▶ _SHORT TASK_
Format the data from the line containing "x-tick-label: 0.0265 <box>737" through the line containing "x-tick-label: 0.028 <box>200", inclusive, as a JSON list of strings, one string per line, omitting any blank lines.

▶ _STORED RECORDS_
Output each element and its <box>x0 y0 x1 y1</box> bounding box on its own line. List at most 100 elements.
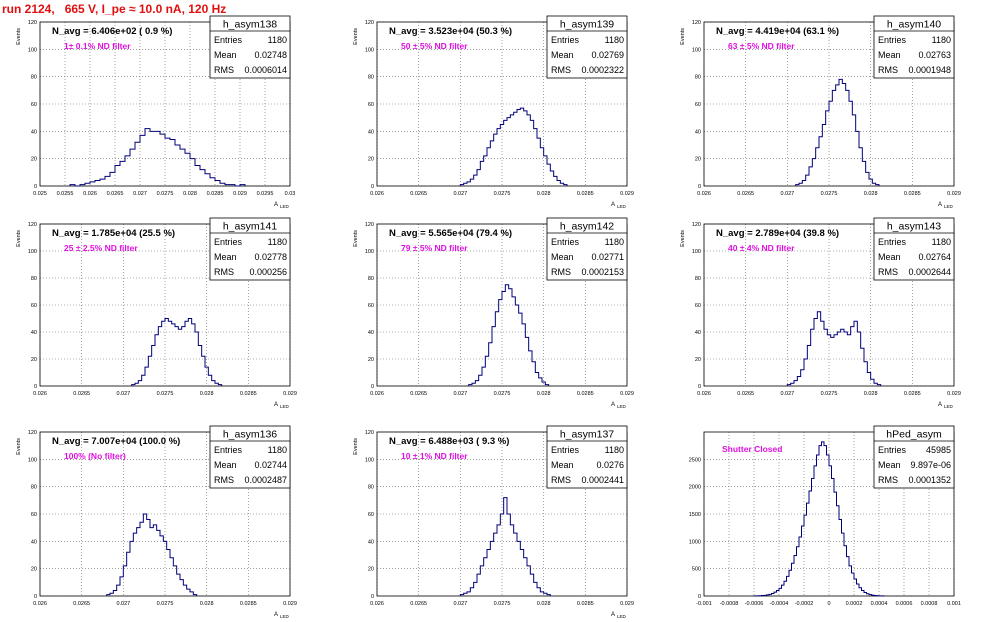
x-tick-label: 0.0265 <box>737 391 754 397</box>
y-tick-label: 40 <box>31 330 37 336</box>
stats-box <box>873 217 955 281</box>
histogram-line <box>468 284 550 386</box>
x-tick-label: 0.0285 <box>240 391 257 397</box>
y-tick-label: 1000 <box>689 539 701 545</box>
x-tick-label: 0.028 <box>200 601 214 607</box>
y-tick-label: 100 <box>692 47 701 53</box>
x-tick-label: 0.026 <box>33 391 47 397</box>
y-tick-label: 100 <box>692 249 701 255</box>
x-tick-label: 0.026 <box>370 191 384 197</box>
x-axis-title: A <box>611 202 615 208</box>
y-tick-label: 60 <box>368 102 374 108</box>
run-title: run 2124, 665 V, I_pe ≈ 10.0 nA, 120 Hz <box>2 2 227 16</box>
stats-label: RMS <box>214 267 234 277</box>
x-tick-label: 0.026 <box>83 191 97 197</box>
filter-label: 40 ± 4% ND filter <box>728 243 795 253</box>
x-tick-label: 0.0265 <box>73 601 90 607</box>
stats-label: Mean <box>214 252 237 262</box>
y-tick-label: 80 <box>695 75 701 81</box>
x-axis-title: A <box>274 202 278 208</box>
y-tick-label: 2500 <box>689 457 701 463</box>
y-tick-label: 120 <box>365 430 374 436</box>
stats-label: Entries <box>214 445 243 455</box>
y-tick-label: 20 <box>31 357 37 363</box>
histogram-line <box>795 78 880 186</box>
plot-frame <box>376 223 628 387</box>
stats-label: Entries <box>551 237 580 247</box>
y-tick-label: 20 <box>31 567 37 573</box>
stats-label: Entries <box>878 35 907 45</box>
x-tick-label: 0.027 <box>453 601 467 607</box>
histogram-panel-hPed_asym: -0.001 -0.0008 -0.0006 -0.0004 -0.0002 0 0.000… <box>689 425 961 607</box>
y-axis-title: Events <box>353 230 359 247</box>
stats-label: Mean <box>214 460 237 470</box>
stats-histogram-name: h_asym138 <box>223 19 277 31</box>
filter-label: 100% (No filter) <box>64 451 126 461</box>
stats-value: 0.000256 <box>249 267 287 277</box>
y-axis-title: Events <box>680 230 686 247</box>
x-tick-label: 0.028 <box>537 191 551 197</box>
y-tick-label: 80 <box>31 485 37 491</box>
plot-frame <box>39 223 291 387</box>
y-tick-label: 80 <box>368 276 374 282</box>
stats-value: 0.02748 <box>254 50 287 60</box>
y-tick-label: 40 <box>368 129 374 135</box>
filter-label: 63 ± 5% ND filter <box>728 41 795 51</box>
x-tick-label: 0.0275 <box>494 601 511 607</box>
x-tick-label: 0.027 <box>453 391 467 397</box>
stats-label: Entries <box>878 237 907 247</box>
stats-value: 1180 <box>268 35 287 45</box>
stats-value: 1180 <box>932 35 951 45</box>
x-tick-label: 0.0275 <box>821 391 838 397</box>
x-tick-label: 0.0285 <box>577 191 594 197</box>
x-tick-label: 0.0006 <box>896 601 913 607</box>
stats-value: 0.0006014 <box>244 65 287 75</box>
x-tick-label: -0.0002 <box>795 601 814 607</box>
filter-label: 79 ± 5% ND filter <box>401 243 468 253</box>
x-tick-label: 0.028 <box>537 601 551 607</box>
y-tick-label: 0 <box>698 594 701 600</box>
y-tick-label: 100 <box>365 457 374 463</box>
y-tick-label: 100 <box>365 47 374 53</box>
y-tick-label: 20 <box>368 357 374 363</box>
x-tick-label: 0.028 <box>537 391 551 397</box>
x-axis-title: A <box>611 402 615 408</box>
histogram-panel-h_asym139: 0.026 0.0265 0.027 0.0275 0.028 0.0285 0.029 0 2… <box>353 15 634 209</box>
stats-box <box>873 15 955 79</box>
x-tick-label: 0.0275 <box>157 191 174 197</box>
n-avg-annotation: N_avg = 4.419e+04 (63.1 %) <box>716 26 839 37</box>
x-tick-label: 0.027 <box>133 191 147 197</box>
histogram-panel-h_asym141: 0.026 0.0265 0.027 0.0275 0.028 0.0285 0.029 0 2… <box>16 217 297 409</box>
stats-value: 0.0002153 <box>581 267 624 277</box>
stats-value: 0.02769 <box>591 50 624 60</box>
histogram-panel-h_asym142: 0.026 0.0265 0.027 0.0275 0.028 0.0285 0.029 0 2… <box>353 217 634 409</box>
x-tick-label: 0.027 <box>780 391 794 397</box>
stats-value: 0.0001948 <box>908 65 951 75</box>
stats-box <box>209 217 291 281</box>
x-tick-label: 0.0004 <box>871 601 888 607</box>
stats-histogram-name: h_asym143 <box>887 221 941 233</box>
x-tick-label: -0.0008 <box>720 601 739 607</box>
x-axis-subscript: LED <box>280 404 290 409</box>
stats-histogram-name: h_asym142 <box>560 221 614 233</box>
histogram-line <box>69 128 246 187</box>
x-tick-label: -0.0004 <box>770 601 789 607</box>
histogram-line <box>753 441 885 597</box>
y-tick-label: 120 <box>28 20 37 26</box>
plot-frame <box>376 21 628 187</box>
y-tick-label: 120 <box>28 222 37 228</box>
x-tick-label: 0.0275 <box>494 391 511 397</box>
y-tick-label: 120 <box>365 20 374 26</box>
y-tick-label: 60 <box>368 512 374 518</box>
y-axis-title: Events <box>353 28 359 45</box>
x-tick-label: 0.029 <box>947 391 961 397</box>
stats-value: 0.0002322 <box>581 65 624 75</box>
x-axis-subscript: LED <box>944 404 954 409</box>
n-avg-annotation: N_avg = 7.007e+04 (100.0 %) <box>52 436 180 447</box>
stats-value: 9.897e-06 <box>910 460 951 470</box>
y-tick-label: 40 <box>368 330 374 336</box>
x-tick-label: 0.0285 <box>577 391 594 397</box>
filter-label: 10 ± 1% ND filter <box>401 451 468 461</box>
stats-label: Mean <box>878 460 901 470</box>
stats-box <box>546 217 628 281</box>
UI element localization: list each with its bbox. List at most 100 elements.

▶ _SOLUTION_
[
  "x-tick-label: 0.0265 <box>737 391 754 397</box>",
  "y-tick-label: 40 <box>31 330 37 336</box>",
  "stats-box <box>873 217 955 281</box>",
  "histogram-line <box>468 284 550 386</box>",
  "x-tick-label: 0.0285 <box>240 391 257 397</box>",
  "y-tick-label: 1000 <box>689 539 701 545</box>",
  "x-tick-label: 0.028 <box>200 601 214 607</box>"
]